Saved data entries
----
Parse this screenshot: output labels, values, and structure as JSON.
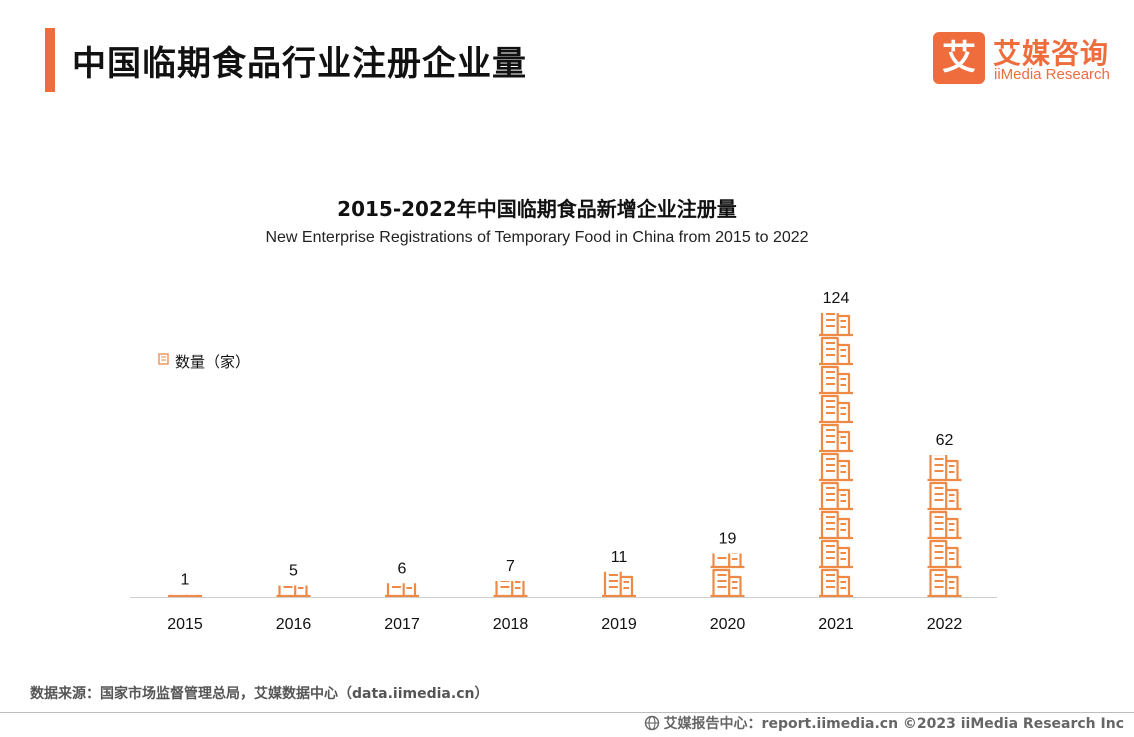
{
  "header": {
    "title": "中国临期食品行业注册企业量",
    "accent_color": "#ef6c3c"
  },
  "logo": {
    "mark": "艾",
    "name_cn": "艾媒咨询",
    "name_en": "iiMedia Research"
  },
  "chart_data": {
    "type": "bar",
    "title": "2015-2022年中国临期食品新增企业注册量",
    "subtitle": "New Enterprise Registrations of Temporary Food in China from 2015 to 2022",
    "categories": [
      "2015",
      "2016",
      "2017",
      "2018",
      "2019",
      "2020",
      "2021",
      "2022"
    ],
    "series": [
      {
        "name": "数量（家）",
        "values": [
          1,
          5,
          6,
          7,
          11,
          19,
          124,
          62
        ],
        "color": "#ef8a46",
        "icon": "building-icon"
      }
    ],
    "xlabel": "",
    "ylabel": "",
    "ylim": [
      0,
      124
    ],
    "grid": false,
    "axis_visible": false,
    "legend_position": "upper-left",
    "data_labels": true
  },
  "source": "数据来源：国家市场监督管理总局，艾媒数据中心（data.iimedia.cn）",
  "footer": {
    "icon": "globe-icon",
    "text": "艾媒报告中心：report.iimedia.cn ©2023 iiMedia Research Inc"
  }
}
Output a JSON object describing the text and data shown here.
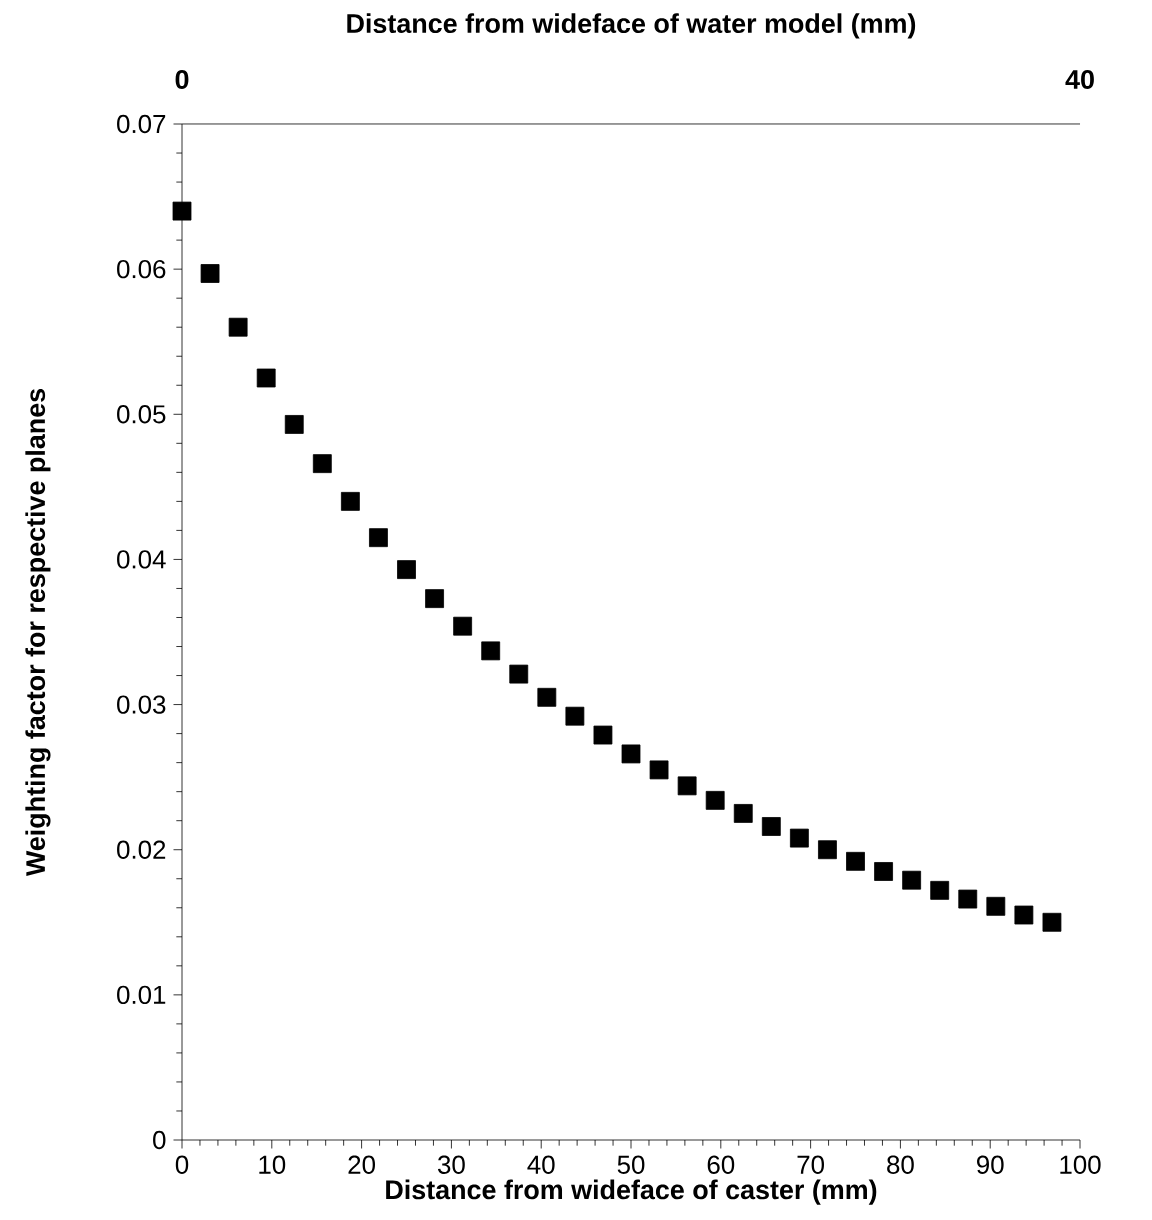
{
  "chart_data": {
    "type": "scatter",
    "xlabel": "Distance from wideface of caster (mm)",
    "ylabel": "Weighting factor for respective planes",
    "x2label": "Distance from wideface of water model (mm)",
    "xlim": [
      0,
      100
    ],
    "xticks": [
      0,
      10,
      20,
      30,
      40,
      50,
      60,
      70,
      80,
      90,
      100
    ],
    "ylim": [
      0,
      0.07
    ],
    "yticks": [
      0,
      0.01,
      0.02,
      0.03,
      0.04,
      0.05,
      0.06,
      0.07
    ],
    "x2lim": [
      0,
      40
    ],
    "x2ticks": [
      0,
      40
    ],
    "marker": "square",
    "series": [
      {
        "color": "#000000",
        "x": [
          0,
          3.125,
          6.25,
          9.375,
          12.5,
          15.625,
          18.75,
          21.875,
          25,
          28.125,
          31.25,
          34.375,
          37.5,
          40.625,
          43.75,
          46.875,
          50,
          53.125,
          56.25,
          59.375,
          62.5,
          65.625,
          68.75,
          71.875,
          75,
          78.125,
          81.25,
          84.375,
          87.5,
          90.625,
          93.75,
          96.875
        ],
        "values": [
          0.064,
          0.0597,
          0.056,
          0.0525,
          0.0493,
          0.0466,
          0.044,
          0.0415,
          0.0393,
          0.0373,
          0.0354,
          0.0337,
          0.0321,
          0.0305,
          0.0292,
          0.0279,
          0.0266,
          0.0255,
          0.0244,
          0.0234,
          0.0225,
          0.0216,
          0.0208,
          0.02,
          0.0192,
          0.0185,
          0.0179,
          0.0172,
          0.0166,
          0.0161,
          0.0155,
          0.015
        ]
      }
    ]
  }
}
----
#### [TASK BRIEF]
Please transcribe the material above exactly as written. Leave the pictures out.

#### [EXERCISE RESPONSE]
Parse this screenshot: output labels, values, and structure as JSON.
{
  "header": {
    "title": "中国临期食品行业注册企业量",
    "accent_color": "#ef6c3c"
  },
  "logo": {
    "mark": "艾",
    "name_cn": "艾媒咨询",
    "name_en": "iiMedia Research"
  },
  "chart_data": {
    "type": "bar",
    "title": "2015-2022年中国临期食品新增企业注册量",
    "subtitle": "New Enterprise Registrations of Temporary Food in China from 2015 to 2022",
    "categories": [
      "2015",
      "2016",
      "2017",
      "2018",
      "2019",
      "2020",
      "2021",
      "2022"
    ],
    "series": [
      {
        "name": "数量（家）",
        "values": [
          1,
          5,
          6,
          7,
          11,
          19,
          124,
          62
        ],
        "color": "#ef8a46",
        "icon": "building-icon"
      }
    ],
    "xlabel": "",
    "ylabel": "",
    "ylim": [
      0,
      124
    ],
    "grid": false,
    "axis_visible": false,
    "legend_position": "upper-left",
    "data_labels": true
  },
  "source": "数据来源：国家市场监督管理总局，艾媒数据中心（data.iimedia.cn）",
  "footer": {
    "icon": "globe-icon",
    "text": "艾媒报告中心：report.iimedia.cn ©2023 iiMedia Research Inc"
  }
}
Output a JSON object describing the text and data shown here.
{
  "chart_data": {
    "type": "scatter",
    "xlabel": "Distance from wideface of caster (mm)",
    "ylabel": "Weighting factor for respective planes",
    "x2label": "Distance from wideface of water model (mm)",
    "xlim": [
      0,
      100
    ],
    "xticks": [
      0,
      10,
      20,
      30,
      40,
      50,
      60,
      70,
      80,
      90,
      100
    ],
    "ylim": [
      0,
      0.07
    ],
    "yticks": [
      0,
      0.01,
      0.02,
      0.03,
      0.04,
      0.05,
      0.06,
      0.07
    ],
    "x2lim": [
      0,
      40
    ],
    "x2ticks": [
      0,
      40
    ],
    "marker": "square",
    "series": [
      {
        "color": "#000000",
        "x": [
          0,
          3.125,
          6.25,
          9.375,
          12.5,
          15.625,
          18.75,
          21.875,
          25,
          28.125,
          31.25,
          34.375,
          37.5,
          40.625,
          43.75,
          46.875,
          50,
          53.125,
          56.25,
          59.375,
          62.5,
          65.625,
          68.75,
          71.875,
          75,
          78.125,
          81.25,
          84.375,
          87.5,
          90.625,
          93.75,
          96.875
        ],
        "values": [
          0.064,
          0.0597,
          0.056,
          0.0525,
          0.0493,
          0.0466,
          0.044,
          0.0415,
          0.0393,
          0.0373,
          0.0354,
          0.0337,
          0.0321,
          0.0305,
          0.0292,
          0.0279,
          0.0266,
          0.0255,
          0.0244,
          0.0234,
          0.0225,
          0.0216,
          0.0208,
          0.02,
          0.0192,
          0.0185,
          0.0179,
          0.0172,
          0.0166,
          0.0161,
          0.0155,
          0.015
        ]
      }
    ]
  }
}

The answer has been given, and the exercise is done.